** Begin SELECTED TEXT **

In China, dragons are closely associated with rain and drought is thought to be caused by a dragon's laziness. Prayers invoking dragons to bring rain are common in Chinese texts. The Luxuriant Dew of the Spring and Autumn Annals, attributed to the Han dynasty scholar Dong Zhongshu, proscribes making clay figurines of dragons during a time of drought and having young men and boys pace and dance among the figurines in order to encourage the dragons to bring rain. Texts from the Qing dynasty advise hurling the bone of a tiger or dirty objects into the pool where the dragon lives; since dragons cannot stand tigers or dirt, the dragon of the pool will cause heavy rain to drive the object out. Rainmaking rituals invoking dragons are still very common in many Chinese villages, where each village has its own god said to bring rain and many of these gods are dragons. Although stories of the Dragon Kings are among the most popular dragon stories in China today, these stories did not begin to emerge until the Eastern Han, when Buddhist stories of the serpent rain-god Nāga became popular. Taoists began to invent their own dragon kings and eventually such stories developed in every major Chinese religion. According to these stories, every body of water is ruled by dragon king, each with a different power, rank, and ability, so people began establishing temples across the countryside dedicated to these figures.

** End SELECTED TEXT **

PROBLEM A: In the passage on Chinese dragons, what is drought thought to be caused by?
The text and the records come from different sources.

** Begin DATA ROWS **

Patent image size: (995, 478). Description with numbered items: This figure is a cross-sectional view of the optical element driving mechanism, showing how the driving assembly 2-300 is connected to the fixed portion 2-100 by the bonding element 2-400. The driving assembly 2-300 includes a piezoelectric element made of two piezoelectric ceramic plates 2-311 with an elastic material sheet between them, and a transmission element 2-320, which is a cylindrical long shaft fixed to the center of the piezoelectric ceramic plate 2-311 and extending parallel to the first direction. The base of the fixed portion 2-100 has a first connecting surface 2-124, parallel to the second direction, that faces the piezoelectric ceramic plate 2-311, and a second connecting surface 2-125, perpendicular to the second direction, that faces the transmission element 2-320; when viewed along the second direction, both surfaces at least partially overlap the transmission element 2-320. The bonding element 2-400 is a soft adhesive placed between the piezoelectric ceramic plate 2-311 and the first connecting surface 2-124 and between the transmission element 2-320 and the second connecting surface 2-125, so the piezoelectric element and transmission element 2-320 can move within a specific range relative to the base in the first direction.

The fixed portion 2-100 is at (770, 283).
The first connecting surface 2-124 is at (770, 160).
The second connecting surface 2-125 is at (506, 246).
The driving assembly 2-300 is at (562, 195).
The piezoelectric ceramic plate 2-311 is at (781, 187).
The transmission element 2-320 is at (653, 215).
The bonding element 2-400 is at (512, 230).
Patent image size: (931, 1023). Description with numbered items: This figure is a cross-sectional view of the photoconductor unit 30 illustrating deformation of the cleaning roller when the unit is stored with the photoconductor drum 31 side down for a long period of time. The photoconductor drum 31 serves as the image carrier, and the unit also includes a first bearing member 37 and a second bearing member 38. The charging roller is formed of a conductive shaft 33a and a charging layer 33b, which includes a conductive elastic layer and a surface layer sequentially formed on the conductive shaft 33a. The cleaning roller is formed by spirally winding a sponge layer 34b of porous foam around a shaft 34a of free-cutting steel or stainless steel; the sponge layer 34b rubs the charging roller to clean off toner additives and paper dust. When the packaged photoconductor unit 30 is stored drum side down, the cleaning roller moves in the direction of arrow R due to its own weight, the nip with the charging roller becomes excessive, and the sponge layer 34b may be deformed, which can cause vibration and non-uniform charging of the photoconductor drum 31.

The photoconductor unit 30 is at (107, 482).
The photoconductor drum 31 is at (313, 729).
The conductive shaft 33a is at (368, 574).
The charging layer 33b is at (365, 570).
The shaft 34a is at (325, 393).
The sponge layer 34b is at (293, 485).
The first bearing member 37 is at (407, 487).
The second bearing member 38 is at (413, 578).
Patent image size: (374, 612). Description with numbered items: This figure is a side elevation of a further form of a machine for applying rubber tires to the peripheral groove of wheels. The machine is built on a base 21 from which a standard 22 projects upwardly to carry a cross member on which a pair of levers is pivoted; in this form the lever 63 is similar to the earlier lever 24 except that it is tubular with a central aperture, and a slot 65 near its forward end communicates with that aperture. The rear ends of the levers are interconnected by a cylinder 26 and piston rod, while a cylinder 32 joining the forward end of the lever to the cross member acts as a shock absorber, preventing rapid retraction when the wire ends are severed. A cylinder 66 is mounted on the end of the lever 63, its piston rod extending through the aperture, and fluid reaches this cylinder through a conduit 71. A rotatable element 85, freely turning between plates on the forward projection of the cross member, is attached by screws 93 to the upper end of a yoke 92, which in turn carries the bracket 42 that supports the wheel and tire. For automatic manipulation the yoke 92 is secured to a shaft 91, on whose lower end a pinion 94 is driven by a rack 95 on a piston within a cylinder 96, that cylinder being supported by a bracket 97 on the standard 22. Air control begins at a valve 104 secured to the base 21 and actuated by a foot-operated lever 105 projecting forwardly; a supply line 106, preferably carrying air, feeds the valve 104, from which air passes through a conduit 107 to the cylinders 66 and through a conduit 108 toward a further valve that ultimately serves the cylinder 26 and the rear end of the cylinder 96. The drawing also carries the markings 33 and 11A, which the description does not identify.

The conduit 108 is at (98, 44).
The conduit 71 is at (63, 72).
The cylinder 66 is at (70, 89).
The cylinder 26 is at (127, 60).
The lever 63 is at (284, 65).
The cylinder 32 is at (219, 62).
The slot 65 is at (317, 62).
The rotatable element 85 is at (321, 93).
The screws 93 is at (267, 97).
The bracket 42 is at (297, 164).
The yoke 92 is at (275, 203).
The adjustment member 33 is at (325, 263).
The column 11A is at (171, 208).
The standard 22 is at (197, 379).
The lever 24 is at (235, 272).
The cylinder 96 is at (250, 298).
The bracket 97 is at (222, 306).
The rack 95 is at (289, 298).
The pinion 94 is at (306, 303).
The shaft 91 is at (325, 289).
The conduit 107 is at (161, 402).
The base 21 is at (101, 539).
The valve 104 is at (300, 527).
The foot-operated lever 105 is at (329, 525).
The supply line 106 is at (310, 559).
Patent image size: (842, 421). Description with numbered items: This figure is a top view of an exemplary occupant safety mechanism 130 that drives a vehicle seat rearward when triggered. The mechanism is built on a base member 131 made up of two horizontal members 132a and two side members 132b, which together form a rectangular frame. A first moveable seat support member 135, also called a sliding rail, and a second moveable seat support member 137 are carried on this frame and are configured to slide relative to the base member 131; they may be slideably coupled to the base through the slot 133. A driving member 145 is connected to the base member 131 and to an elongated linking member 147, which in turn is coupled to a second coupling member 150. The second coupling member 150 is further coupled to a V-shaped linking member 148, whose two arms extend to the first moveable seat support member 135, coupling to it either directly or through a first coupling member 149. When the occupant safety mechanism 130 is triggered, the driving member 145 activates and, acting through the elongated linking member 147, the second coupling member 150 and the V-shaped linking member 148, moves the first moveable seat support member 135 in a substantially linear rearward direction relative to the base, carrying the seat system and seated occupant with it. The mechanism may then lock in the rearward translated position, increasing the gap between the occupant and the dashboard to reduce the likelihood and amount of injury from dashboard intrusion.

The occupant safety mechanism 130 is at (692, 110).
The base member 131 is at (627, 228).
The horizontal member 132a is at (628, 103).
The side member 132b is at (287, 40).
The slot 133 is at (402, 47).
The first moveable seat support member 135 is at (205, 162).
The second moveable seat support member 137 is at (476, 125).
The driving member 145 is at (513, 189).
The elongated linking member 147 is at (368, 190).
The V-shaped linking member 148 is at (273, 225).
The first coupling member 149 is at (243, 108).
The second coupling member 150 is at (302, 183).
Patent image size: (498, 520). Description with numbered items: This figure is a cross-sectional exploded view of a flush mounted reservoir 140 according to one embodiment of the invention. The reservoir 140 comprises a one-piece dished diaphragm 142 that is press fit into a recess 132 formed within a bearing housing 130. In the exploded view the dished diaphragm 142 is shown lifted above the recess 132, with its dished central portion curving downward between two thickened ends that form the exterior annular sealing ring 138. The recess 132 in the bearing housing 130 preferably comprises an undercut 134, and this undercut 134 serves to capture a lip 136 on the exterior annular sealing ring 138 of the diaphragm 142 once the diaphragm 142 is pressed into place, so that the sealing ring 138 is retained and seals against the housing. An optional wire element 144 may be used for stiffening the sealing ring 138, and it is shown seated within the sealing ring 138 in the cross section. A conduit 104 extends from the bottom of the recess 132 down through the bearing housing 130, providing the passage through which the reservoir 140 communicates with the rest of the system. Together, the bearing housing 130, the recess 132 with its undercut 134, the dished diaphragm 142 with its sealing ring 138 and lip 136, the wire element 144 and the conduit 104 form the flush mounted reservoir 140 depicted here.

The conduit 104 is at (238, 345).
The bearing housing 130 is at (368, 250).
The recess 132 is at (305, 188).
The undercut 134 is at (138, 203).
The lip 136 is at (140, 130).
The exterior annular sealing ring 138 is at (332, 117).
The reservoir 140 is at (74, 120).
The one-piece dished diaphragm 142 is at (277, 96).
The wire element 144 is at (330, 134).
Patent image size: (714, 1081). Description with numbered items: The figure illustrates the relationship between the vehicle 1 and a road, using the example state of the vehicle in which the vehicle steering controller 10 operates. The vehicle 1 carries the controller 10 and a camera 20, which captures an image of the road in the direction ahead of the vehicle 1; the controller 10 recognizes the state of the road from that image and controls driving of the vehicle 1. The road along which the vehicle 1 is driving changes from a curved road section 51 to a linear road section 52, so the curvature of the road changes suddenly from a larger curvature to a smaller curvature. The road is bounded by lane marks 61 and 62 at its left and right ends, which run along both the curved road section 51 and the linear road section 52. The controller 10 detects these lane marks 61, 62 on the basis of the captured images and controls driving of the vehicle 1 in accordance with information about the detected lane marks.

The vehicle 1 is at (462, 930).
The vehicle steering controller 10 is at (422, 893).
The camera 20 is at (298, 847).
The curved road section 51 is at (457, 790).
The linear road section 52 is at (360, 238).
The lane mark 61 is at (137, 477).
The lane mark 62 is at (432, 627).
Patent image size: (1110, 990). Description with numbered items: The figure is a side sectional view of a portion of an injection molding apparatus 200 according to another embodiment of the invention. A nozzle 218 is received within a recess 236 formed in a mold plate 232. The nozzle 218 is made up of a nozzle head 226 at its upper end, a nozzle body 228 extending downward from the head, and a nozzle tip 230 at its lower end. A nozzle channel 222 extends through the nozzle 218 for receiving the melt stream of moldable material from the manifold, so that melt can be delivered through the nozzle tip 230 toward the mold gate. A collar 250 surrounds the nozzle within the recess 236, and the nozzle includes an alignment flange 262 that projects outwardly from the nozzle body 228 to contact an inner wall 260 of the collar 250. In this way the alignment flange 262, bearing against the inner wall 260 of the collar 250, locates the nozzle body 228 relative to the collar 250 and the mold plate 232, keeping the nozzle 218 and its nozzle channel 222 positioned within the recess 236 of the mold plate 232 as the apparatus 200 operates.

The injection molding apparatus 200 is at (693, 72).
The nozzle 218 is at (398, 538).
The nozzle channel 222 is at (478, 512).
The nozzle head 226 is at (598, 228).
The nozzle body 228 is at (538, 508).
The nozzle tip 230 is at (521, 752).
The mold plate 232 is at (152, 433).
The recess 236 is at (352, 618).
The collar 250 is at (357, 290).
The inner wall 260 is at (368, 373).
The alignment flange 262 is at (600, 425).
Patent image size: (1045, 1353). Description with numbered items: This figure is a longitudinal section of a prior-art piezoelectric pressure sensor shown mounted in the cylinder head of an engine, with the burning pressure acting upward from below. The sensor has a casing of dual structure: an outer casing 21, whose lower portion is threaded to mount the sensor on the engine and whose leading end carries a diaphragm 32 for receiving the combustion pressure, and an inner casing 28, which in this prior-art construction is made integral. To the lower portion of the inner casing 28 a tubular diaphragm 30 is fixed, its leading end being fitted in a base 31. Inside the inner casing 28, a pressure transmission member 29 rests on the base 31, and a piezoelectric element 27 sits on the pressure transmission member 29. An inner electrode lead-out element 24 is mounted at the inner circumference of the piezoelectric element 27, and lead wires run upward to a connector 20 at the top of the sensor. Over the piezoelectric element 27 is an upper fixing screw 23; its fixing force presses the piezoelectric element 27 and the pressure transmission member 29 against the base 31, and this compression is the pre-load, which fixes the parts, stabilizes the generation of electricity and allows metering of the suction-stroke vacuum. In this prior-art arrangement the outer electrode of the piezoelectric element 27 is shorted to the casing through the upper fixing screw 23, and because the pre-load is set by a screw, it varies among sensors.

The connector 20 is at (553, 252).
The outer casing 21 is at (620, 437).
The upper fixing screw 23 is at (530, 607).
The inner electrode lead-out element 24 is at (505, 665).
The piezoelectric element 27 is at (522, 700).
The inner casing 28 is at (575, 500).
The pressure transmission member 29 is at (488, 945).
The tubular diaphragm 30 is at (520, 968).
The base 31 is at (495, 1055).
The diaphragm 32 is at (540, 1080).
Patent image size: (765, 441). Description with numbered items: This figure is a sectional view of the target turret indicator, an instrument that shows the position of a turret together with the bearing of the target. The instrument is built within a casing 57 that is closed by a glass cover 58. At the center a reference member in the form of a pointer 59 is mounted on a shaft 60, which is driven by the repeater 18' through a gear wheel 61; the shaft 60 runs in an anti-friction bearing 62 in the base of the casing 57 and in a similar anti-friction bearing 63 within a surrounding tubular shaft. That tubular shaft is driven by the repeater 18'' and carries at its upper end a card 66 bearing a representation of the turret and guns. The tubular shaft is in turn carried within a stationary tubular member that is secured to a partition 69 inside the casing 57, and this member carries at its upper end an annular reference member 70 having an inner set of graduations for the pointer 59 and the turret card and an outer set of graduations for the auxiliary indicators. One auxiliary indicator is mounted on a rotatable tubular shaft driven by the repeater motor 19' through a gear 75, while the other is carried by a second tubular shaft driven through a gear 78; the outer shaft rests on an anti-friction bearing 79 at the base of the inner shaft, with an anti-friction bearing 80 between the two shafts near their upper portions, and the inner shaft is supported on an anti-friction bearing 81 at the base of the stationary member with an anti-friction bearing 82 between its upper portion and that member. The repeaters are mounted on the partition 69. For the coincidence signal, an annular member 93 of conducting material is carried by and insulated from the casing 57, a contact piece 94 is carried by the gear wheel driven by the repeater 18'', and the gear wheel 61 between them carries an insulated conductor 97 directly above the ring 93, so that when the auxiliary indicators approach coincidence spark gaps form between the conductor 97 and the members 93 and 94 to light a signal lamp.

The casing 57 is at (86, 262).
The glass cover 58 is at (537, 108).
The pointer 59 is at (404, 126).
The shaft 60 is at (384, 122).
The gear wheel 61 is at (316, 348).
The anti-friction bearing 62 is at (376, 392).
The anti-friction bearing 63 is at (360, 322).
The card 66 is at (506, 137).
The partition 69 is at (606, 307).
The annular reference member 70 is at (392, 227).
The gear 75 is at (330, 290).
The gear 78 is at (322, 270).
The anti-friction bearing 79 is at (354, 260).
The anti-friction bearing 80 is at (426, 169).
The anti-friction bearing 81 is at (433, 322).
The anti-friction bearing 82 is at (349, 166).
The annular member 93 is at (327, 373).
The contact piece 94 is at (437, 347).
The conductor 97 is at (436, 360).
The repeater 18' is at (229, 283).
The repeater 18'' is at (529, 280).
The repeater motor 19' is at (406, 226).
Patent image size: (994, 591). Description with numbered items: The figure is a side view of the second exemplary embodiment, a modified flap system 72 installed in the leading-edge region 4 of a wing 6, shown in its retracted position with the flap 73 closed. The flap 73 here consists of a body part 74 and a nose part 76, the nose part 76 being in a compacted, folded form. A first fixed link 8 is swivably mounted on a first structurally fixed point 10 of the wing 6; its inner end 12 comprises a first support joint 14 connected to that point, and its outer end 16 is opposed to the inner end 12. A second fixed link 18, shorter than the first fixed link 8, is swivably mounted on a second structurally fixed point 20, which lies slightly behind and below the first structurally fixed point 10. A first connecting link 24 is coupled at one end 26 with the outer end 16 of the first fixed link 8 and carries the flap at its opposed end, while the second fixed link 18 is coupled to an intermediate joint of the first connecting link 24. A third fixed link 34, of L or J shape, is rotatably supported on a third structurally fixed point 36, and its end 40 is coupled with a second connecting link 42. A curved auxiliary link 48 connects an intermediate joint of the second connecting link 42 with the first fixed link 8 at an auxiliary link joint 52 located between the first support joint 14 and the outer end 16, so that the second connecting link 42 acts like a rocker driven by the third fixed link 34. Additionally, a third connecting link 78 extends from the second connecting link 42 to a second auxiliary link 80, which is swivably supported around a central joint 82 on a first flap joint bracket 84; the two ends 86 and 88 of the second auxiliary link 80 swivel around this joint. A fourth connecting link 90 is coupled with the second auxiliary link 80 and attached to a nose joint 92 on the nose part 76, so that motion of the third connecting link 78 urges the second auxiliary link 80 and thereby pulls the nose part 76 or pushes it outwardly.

** End DATA ROWS **

PROBLEM B: Collect every line of the records that contains the string "charging". Case counts.

WRITTEN RESPONSE A: A dragon's laziness.

WRITTEN RESPONSE B:
Patent image size: (931, 1023). Description with numbered items: This figure is a cross-sectional view of the photoconductor unit 30 illustrating deformation of the cleaning roller when the unit is stored with the photoconductor drum 31 side down for a long period of time. The photoconductor drum 31 serves as the image carrier, and the unit also includes a first bearing member 37 and a second bearing member 38. The charging roller is formed of a conductive shaft 33a and a charging layer 33b, which includes a conductive elastic layer and a surface layer sequentially formed on the conductive shaft 33a. The cleaning roller is formed by spirally winding a sponge layer 34b of porous foam around a shaft 34a of free-cutting steel or stainless steel; the sponge layer 34b rubs the charging roller to clean off toner additives and paper dust. When the packaged photoconductor unit 30 is stored drum side down, the cleaning roller moves in the direction of arrow R due to its own weight, the nip with the charging roller becomes excessive, and the sponge layer 34b may be deformed, which can cause vibration and non-uniform charging of the photoconductor drum 31.
The charging layer 33b is at (365, 570).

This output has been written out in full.